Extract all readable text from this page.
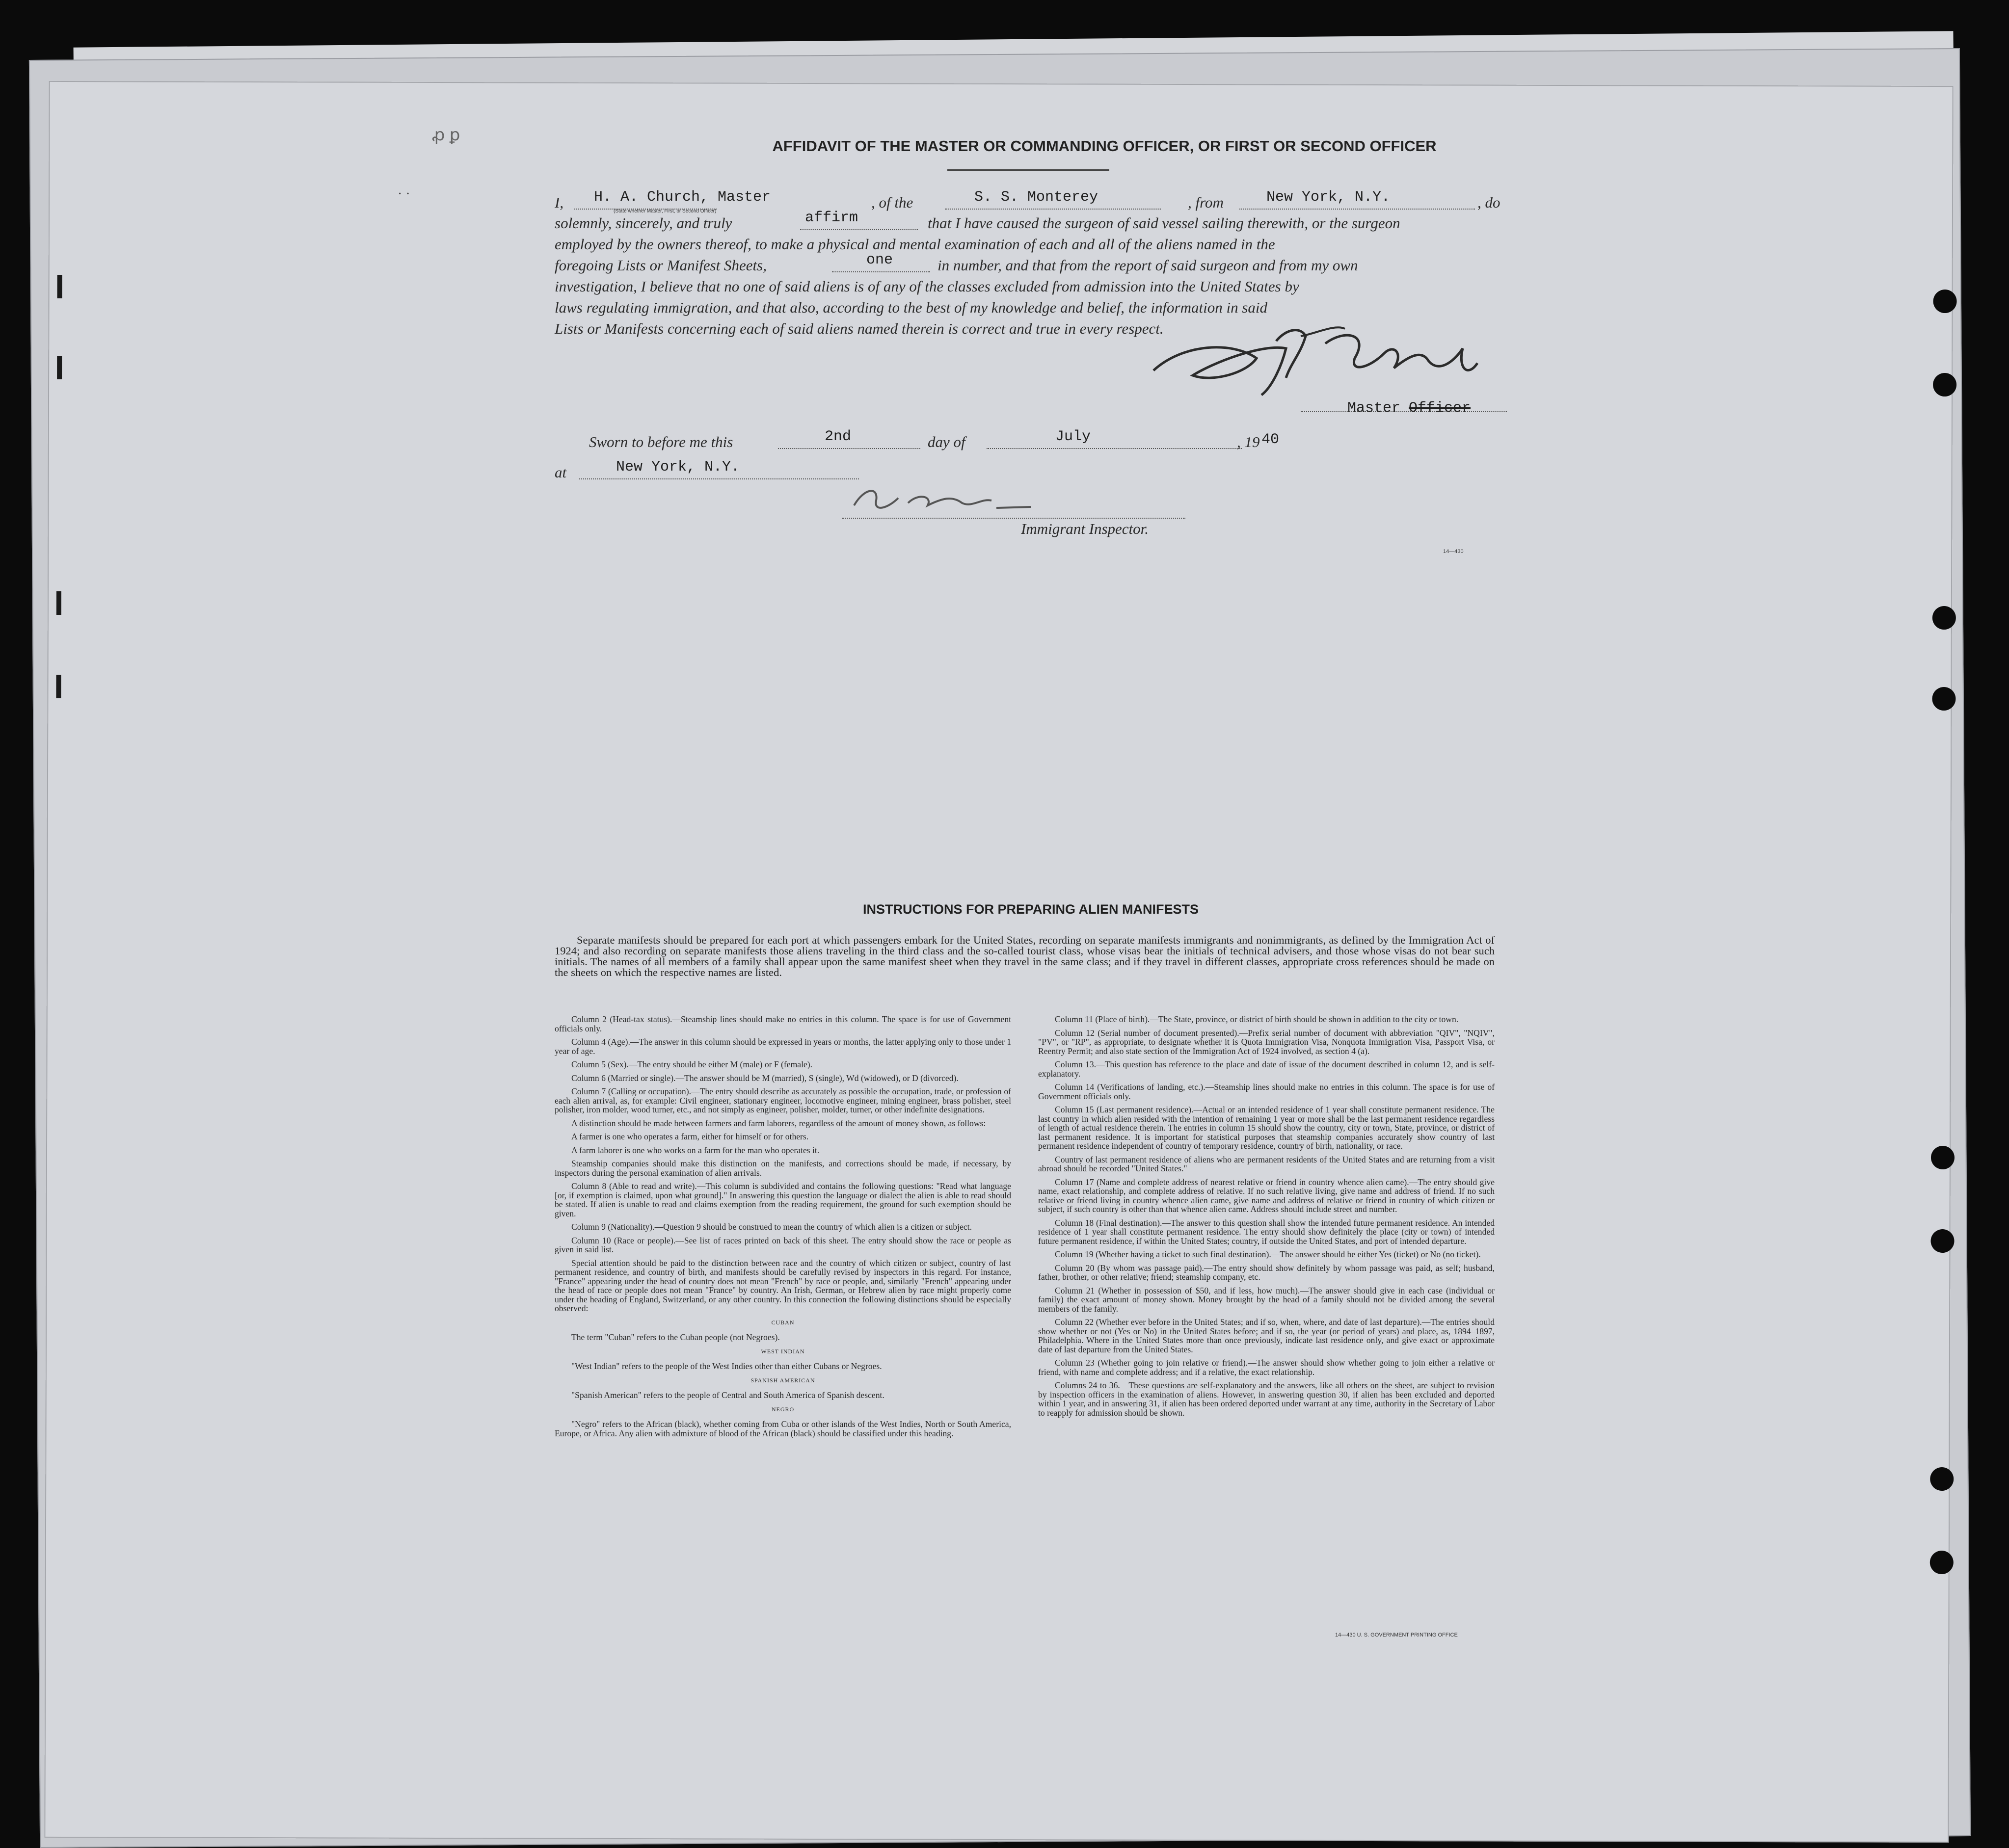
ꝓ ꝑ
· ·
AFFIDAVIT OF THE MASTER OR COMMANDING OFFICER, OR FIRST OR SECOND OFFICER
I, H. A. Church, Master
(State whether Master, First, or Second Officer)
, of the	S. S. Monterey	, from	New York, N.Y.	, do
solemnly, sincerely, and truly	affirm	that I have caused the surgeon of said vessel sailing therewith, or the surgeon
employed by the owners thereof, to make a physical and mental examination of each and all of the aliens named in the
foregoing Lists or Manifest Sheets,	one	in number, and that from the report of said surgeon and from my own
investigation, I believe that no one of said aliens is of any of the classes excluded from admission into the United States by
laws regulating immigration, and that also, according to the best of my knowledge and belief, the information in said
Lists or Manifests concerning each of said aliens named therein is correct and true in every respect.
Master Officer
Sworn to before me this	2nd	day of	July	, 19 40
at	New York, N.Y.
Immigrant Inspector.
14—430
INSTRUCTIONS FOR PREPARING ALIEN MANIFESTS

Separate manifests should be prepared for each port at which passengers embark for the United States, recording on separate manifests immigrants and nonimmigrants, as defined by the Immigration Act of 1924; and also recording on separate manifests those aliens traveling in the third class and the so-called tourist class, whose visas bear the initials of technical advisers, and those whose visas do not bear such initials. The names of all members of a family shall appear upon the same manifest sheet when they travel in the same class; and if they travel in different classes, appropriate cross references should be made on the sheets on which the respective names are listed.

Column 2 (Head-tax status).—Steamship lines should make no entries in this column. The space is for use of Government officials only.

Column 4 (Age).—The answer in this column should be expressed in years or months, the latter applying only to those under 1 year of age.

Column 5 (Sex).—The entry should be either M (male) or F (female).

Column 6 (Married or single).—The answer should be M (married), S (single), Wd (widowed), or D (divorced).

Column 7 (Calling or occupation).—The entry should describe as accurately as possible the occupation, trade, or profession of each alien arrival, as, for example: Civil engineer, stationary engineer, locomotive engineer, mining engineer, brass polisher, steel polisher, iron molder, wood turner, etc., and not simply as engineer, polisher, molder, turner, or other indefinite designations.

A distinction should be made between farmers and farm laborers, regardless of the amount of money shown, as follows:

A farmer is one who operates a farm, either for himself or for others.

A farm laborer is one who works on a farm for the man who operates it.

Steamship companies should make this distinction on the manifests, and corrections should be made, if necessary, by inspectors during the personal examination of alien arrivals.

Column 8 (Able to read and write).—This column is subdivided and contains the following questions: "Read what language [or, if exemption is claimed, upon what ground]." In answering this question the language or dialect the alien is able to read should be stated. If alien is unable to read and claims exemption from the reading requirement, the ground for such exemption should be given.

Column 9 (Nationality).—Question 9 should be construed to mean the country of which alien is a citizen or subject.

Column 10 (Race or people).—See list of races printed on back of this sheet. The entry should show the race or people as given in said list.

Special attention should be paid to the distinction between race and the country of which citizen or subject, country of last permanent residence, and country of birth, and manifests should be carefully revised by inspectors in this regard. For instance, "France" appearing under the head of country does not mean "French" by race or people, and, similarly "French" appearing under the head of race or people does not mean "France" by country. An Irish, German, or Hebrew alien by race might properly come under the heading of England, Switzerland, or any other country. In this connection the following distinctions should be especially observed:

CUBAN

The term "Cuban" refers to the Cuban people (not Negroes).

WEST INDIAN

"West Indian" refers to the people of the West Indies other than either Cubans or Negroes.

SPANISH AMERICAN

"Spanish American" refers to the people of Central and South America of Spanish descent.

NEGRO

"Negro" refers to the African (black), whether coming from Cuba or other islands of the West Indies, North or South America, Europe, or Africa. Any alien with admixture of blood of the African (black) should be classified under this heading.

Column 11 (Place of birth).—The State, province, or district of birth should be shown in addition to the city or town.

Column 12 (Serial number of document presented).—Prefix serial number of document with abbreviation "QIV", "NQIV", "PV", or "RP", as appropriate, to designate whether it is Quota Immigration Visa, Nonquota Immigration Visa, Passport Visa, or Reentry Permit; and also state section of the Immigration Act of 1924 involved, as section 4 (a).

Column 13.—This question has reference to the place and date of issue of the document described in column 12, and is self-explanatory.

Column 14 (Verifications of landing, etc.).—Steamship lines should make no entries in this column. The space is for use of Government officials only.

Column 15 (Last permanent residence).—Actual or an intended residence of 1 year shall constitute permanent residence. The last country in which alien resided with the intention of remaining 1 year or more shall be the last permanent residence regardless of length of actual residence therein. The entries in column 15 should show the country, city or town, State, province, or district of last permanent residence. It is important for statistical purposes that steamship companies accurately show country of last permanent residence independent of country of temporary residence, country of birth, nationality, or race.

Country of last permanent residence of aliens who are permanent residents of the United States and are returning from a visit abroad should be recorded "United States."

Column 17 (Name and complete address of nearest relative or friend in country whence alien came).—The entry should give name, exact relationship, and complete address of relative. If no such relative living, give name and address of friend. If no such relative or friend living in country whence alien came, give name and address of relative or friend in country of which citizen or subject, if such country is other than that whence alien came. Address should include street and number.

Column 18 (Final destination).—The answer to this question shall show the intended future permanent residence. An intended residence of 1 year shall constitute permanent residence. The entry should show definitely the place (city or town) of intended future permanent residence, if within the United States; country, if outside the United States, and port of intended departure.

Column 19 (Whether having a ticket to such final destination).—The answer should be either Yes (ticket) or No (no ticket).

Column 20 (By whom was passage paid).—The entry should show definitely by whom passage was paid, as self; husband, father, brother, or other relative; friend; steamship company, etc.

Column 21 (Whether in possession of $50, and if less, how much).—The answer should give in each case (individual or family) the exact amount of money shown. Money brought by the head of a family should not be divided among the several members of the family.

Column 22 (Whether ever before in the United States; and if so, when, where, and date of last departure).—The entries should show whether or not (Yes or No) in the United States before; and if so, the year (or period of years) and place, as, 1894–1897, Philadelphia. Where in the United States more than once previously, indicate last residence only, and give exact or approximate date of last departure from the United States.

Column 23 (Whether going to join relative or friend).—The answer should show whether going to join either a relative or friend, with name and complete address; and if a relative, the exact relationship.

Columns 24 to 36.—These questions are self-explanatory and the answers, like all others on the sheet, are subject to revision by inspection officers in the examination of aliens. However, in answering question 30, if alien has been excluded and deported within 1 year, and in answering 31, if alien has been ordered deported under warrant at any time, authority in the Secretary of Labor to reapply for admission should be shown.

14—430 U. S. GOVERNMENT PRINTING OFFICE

Goal -> Excluding the pictures, reproduce every entry exactly as given.

The answer ->
Extract all readable text from this page.
ꝓ ꝑ
· ·
AFFIDAVIT OF THE MASTER OR COMMANDING OFFICER, OR FIRST OR SECOND OFFICER
I, H. A. Church, Master
(State whether Master, First, or Second Officer)
, of the	S. S. Monterey	, from	New York, N.Y.	, do
solemnly, sincerely, and truly	affirm	that I have caused the surgeon of said vessel sailing therewith, or the surgeon
employed by the owners thereof, to make a physical and mental examination of each and all of the aliens named in the
foregoing Lists or Manifest Sheets,	one	in number, and that from the report of said surgeon and from my own
investigation, I believe that no one of said aliens is of any of the classes excluded from admission into the United States by
laws regulating immigration, and that also, according to the best of my knowledge and belief, the information in said
Lists or Manifests concerning each of said aliens named therein is correct and true in every respect.
Master Officer
Sworn to before me this	2nd	day of	July	, 19 40
at	New York, N.Y.
Immigrant Inspector.
14—430
INSTRUCTIONS FOR PREPARING ALIEN MANIFESTS

Separate manifests should be prepared for each port at which passengers embark for the United States, recording on separate manifests immigrants and nonimmigrants, as defined by the Immigration Act of 1924; and also recording on separate manifests those aliens traveling in the third class and the so-called tourist class, whose visas bear the initials of technical advisers, and those whose visas do not bear such initials. The names of all members of a family shall appear upon the same manifest sheet when they travel in the same class; and if they travel in different classes, appropriate cross references should be made on the sheets on which the respective names are listed.

Column 2 (Head-tax status).—Steamship lines should make no entries in this column. The space is for use of Government officials only.

Column 4 (Age).—The answer in this column should be expressed in years or months, the latter applying only to those under 1 year of age.

Column 5 (Sex).—The entry should be either M (male) or F (female).

Column 6 (Married or single).—The answer should be M (married), S (single), Wd (widowed), or D (divorced).

Column 7 (Calling or occupation).—The entry should describe as accurately as possible the occupation, trade, or profession of each alien arrival, as, for example: Civil engineer, stationary engineer, locomotive engineer, mining engineer, brass polisher, steel polisher, iron molder, wood turner, etc., and not simply as engineer, polisher, molder, turner, or other indefinite designations.

A distinction should be made between farmers and farm laborers, regardless of the amount of money shown, as follows:

A farmer is one who operates a farm, either for himself or for others.

A farm laborer is one who works on a farm for the man who operates it.

Steamship companies should make this distinction on the manifests, and corrections should be made, if necessary, by inspectors during the personal examination of alien arrivals.

Column 8 (Able to read and write).—This column is subdivided and contains the following questions: "Read what language [or, if exemption is claimed, upon what ground]." In answering this question the language or dialect the alien is able to read should be stated. If alien is unable to read and claims exemption from the reading requirement, the ground for such exemption should be given.

Column 9 (Nationality).—Question 9 should be construed to mean the country of which alien is a citizen or subject.

Column 10 (Race or people).—See list of races printed on back of this sheet. The entry should show the race or people as given in said list.

Special attention should be paid to the distinction between race and the country of which citizen or subject, country of last permanent residence, and country of birth, and manifests should be carefully revised by inspectors in this regard. For instance, "France" appearing under the head of country does not mean "French" by race or people, and, similarly "French" appearing under the head of race or people does not mean "France" by country. An Irish, German, or Hebrew alien by race might properly come under the heading of England, Switzerland, or any other country. In this connection the following distinctions should be especially observed:

CUBAN

The term "Cuban" refers to the Cuban people (not Negroes).

WEST INDIAN

"West Indian" refers to the people of the West Indies other than either Cubans or Negroes.

SPANISH AMERICAN

"Spanish American" refers to the people of Central and South America of Spanish descent.

NEGRO

"Negro" refers to the African (black), whether coming from Cuba or other islands of the West Indies, North or South America, Europe, or Africa. Any alien with admixture of blood of the African (black) should be classified under this heading.

Column 11 (Place of birth).—The State, province, or district of birth should be shown in addition to the city or town.

Column 12 (Serial number of document presented).—Prefix serial number of document with abbreviation "QIV", "NQIV", "PV", or "RP", as appropriate, to designate whether it is Quota Immigration Visa, Nonquota Immigration Visa, Passport Visa, or Reentry Permit; and also state section of the Immigration Act of 1924 involved, as section 4 (a).

Column 13.—This question has reference to the place and date of issue of the document described in column 12, and is self-explanatory.

Column 14 (Verifications of landing, etc.).—Steamship lines should make no entries in this column. The space is for use of Government officials only.

Column 15 (Last permanent residence).—Actual or an intended residence of 1 year shall constitute permanent residence. The last country in which alien resided with the intention of remaining 1 year or more shall be the last permanent residence regardless of length of actual residence therein. The entries in column 15 should show the country, city or town, State, province, or district of last permanent residence. It is important for statistical purposes that steamship companies accurately show country of last permanent residence independent of country of temporary residence, country of birth, nationality, or race.

Country of last permanent residence of aliens who are permanent residents of the United States and are returning from a visit abroad should be recorded "United States."

Column 17 (Name and complete address of nearest relative or friend in country whence alien came).—The entry should give name, exact relationship, and complete address of relative. If no such relative living, give name and address of friend. If no such relative or friend living in country whence alien came, give name and address of relative or friend in country of which citizen or subject, if such country is other than that whence alien came. Address should include street and number.

Column 18 (Final destination).—The answer to this question shall show the intended future permanent residence. An intended residence of 1 year shall constitute permanent residence. The entry should show definitely the place (city or town) of intended future permanent residence, if within the United States; country, if outside the United States, and port of intended departure.

Column 19 (Whether having a ticket to such final destination).—The answer should be either Yes (ticket) or No (no ticket).

Column 20 (By whom was passage paid).—The entry should show definitely by whom passage was paid, as self; husband, father, brother, or other relative; friend; steamship company, etc.

Column 21 (Whether in possession of $50, and if less, how much).—The answer should give in each case (individual or family) the exact amount of money shown. Money brought by the head of a family should not be divided among the several members of the family.

Column 22 (Whether ever before in the United States; and if so, when, where, and date of last departure).—The entries should show whether or not (Yes or No) in the United States before; and if so, the year (or period of years) and place, as, 1894–1897, Philadelphia. Where in the United States more than once previously, indicate last residence only, and give exact or approximate date of last departure from the United States.

Column 23 (Whether going to join relative or friend).—The answer should show whether going to join either a relative or friend, with name and complete address; and if a relative, the exact relationship.

Columns 24 to 36.—These questions are self-explanatory and the answers, like all others on the sheet, are subject to revision by inspection officers in the examination of aliens. However, in answering question 30, if alien has been excluded and deported within 1 year, and in answering 31, if alien has been ordered deported under warrant at any time, authority in the Secretary of Labor to reapply for admission should be shown.

14—430 U. S. GOVERNMENT PRINTING OFFICE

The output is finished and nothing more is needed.